**Exercise details:** Take the material below and write it all out again exactly.

Entries from a dataset
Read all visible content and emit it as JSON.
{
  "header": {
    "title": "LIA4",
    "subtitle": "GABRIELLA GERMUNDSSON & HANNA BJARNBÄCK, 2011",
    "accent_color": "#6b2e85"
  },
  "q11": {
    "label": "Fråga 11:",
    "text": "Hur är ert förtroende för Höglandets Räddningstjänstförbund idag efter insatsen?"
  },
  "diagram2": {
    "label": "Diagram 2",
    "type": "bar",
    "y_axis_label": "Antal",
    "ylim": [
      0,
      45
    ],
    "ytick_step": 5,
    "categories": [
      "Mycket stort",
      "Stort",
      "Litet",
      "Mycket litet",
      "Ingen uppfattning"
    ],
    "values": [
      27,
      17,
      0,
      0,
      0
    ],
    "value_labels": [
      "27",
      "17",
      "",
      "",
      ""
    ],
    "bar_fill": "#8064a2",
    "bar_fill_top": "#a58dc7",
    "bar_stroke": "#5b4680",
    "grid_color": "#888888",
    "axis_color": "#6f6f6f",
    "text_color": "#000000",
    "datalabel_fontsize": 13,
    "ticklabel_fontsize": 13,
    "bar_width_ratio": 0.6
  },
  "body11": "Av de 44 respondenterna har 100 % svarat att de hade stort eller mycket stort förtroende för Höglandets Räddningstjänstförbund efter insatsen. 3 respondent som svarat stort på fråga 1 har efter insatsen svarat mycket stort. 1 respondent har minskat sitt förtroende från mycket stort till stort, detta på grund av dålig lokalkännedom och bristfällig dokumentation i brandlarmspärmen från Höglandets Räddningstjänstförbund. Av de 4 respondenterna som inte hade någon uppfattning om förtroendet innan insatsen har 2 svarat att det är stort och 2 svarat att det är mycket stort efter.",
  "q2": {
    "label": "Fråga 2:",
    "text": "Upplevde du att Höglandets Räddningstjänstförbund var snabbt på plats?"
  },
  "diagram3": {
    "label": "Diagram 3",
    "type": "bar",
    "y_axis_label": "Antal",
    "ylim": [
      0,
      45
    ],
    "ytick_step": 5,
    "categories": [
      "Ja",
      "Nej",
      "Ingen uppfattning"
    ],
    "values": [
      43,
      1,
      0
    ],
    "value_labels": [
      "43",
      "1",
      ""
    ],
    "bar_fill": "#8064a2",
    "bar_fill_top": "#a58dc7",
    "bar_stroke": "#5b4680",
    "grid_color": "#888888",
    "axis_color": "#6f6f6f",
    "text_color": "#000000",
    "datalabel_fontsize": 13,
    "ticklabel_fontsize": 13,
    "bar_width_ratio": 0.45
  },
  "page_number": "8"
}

**Answer to the task:**
Read all visible content and emit it as JSON.
{
  "header": {
    "title": "LIA4",
    "subtitle": "GABRIELLA GERMUNDSSON & HANNA BJARNBÄCK, 2011",
    "accent_color": "#6b2e85"
  },
  "q11": {
    "label": "Fråga 11:",
    "text": "Hur är ert förtroende för Höglandets Räddningstjänstförbund idag efter insatsen?"
  },
  "diagram2": {
    "label": "Diagram 2",
    "type": "bar",
    "y_axis_label": "Antal",
    "ylim": [
      0,
      45
    ],
    "ytick_step": 5,
    "categories": [
      "Mycket stort",
      "Stort",
      "Litet",
      "Mycket litet",
      "Ingen uppfattning"
    ],
    "values": [
      27,
      17,
      0,
      0,
      0
    ],
    "value_labels": [
      "27",
      "17",
      "",
      "",
      ""
    ],
    "bar_fill": "#8064a2",
    "bar_fill_top": "#a58dc7",
    "bar_stroke": "#5b4680",
    "grid_color": "#888888",
    "axis_color": "#6f6f6f",
    "text_color": "#000000",
    "datalabel_fontsize": 13,
    "ticklabel_fontsize": 13,
    "bar_width_ratio": 0.6
  },
  "body11": "Av de 44 respondenterna har 100 % svarat att de hade stort eller mycket stort förtroende för Höglandets Räddningstjänstförbund efter insatsen. 3 respondent som svarat stort på fråga 1 har efter insatsen svarat mycket stort. 1 respondent har minskat sitt förtroende från mycket stort till stort, detta på grund av dålig lokalkännedom och bristfällig dokumentation i brandlarmspärmen från Höglandets Räddningstjänstförbund. Av de 4 respondenterna som inte hade någon uppfattning om förtroendet innan insatsen har 2 svarat att det är stort och 2 svarat att det är mycket stort efter.",
  "q2": {
    "label": "Fråga 2:",
    "text": "Upplevde du att Höglandets Räddningstjänstförbund var snabbt på plats?"
  },
  "diagram3": {
    "label": "Diagram 3",
    "type": "bar",
    "y_axis_label": "Antal",
    "ylim": [
      0,
      45
    ],
    "ytick_step": 5,
    "categories": [
      "Ja",
      "Nej",
      "Ingen uppfattning"
    ],
    "values": [
      43,
      1,
      0
    ],
    "value_labels": [
      "43",
      "1",
      ""
    ],
    "bar_fill": "#8064a2",
    "bar_fill_top": "#a58dc7",
    "bar_stroke": "#5b4680",
    "grid_color": "#888888",
    "axis_color": "#6f6f6f",
    "text_color": "#000000",
    "datalabel_fontsize": 13,
    "ticklabel_fontsize": 13,
    "bar_width_ratio": 0.45
  },
  "page_number": "8"
}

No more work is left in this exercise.